Short task:
Determine which lines of the records include the word "Inquisition", and copy them.

[Stored records]
------------------------------------------------------------
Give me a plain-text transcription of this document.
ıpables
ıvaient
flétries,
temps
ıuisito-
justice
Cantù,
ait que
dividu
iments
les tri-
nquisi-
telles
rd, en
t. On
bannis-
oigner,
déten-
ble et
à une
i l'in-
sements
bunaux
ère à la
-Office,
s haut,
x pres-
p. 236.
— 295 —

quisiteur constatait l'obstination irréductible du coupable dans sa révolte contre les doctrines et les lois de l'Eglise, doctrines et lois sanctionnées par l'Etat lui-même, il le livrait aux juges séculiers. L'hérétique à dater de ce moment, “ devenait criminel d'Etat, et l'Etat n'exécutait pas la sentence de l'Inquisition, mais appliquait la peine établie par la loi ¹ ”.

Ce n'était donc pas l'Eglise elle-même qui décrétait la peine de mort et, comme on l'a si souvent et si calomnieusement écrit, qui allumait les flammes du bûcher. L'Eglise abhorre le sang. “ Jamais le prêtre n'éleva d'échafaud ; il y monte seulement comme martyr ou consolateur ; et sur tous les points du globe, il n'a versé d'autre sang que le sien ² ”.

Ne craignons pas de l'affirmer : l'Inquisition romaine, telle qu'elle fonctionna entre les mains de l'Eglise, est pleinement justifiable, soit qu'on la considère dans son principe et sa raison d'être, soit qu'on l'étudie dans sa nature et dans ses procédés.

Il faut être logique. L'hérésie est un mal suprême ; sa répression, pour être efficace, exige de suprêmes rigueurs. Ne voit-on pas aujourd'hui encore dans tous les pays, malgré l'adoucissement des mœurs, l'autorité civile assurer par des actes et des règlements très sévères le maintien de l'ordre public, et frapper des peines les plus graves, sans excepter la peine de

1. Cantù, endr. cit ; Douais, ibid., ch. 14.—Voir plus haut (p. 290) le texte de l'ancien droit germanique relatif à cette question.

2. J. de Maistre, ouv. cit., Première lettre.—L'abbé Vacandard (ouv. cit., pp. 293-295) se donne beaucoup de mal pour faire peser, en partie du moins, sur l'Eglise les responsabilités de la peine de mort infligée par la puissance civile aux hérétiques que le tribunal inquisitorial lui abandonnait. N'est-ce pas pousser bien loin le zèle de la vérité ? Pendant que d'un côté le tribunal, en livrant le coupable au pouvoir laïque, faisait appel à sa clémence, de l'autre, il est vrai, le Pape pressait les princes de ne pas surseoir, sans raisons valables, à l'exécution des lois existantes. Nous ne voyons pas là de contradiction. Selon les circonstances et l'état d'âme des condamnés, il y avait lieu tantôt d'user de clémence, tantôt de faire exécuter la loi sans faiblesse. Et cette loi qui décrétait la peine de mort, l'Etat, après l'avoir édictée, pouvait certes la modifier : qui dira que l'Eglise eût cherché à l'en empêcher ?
------------------------------------------------------------
Exercise result:
quisiteur constatait l'obstination irréductible du coupable dans sa révolte contre les doctrines et les lois de l'Eglise, doctrines et lois sanctionnées par l'Etat lui-même, il le livrait aux juges séculiers. L'hérétique à dater de ce moment, “ devenait criminel d'Etat, et l'Etat n'exécutait pas la sentence de l'Inquisition, mais appliquait la peine établie par la loi ¹ ”.
Ne craignons pas de l'affirmer : l'Inquisition romaine, telle qu'elle fonctionna entre les mains de l'Eglise, est pleinement justifiable, soit qu'on la considère dans son principe et sa raison d'être, soit qu'on l'étudie dans sa nature et dans ses procédés.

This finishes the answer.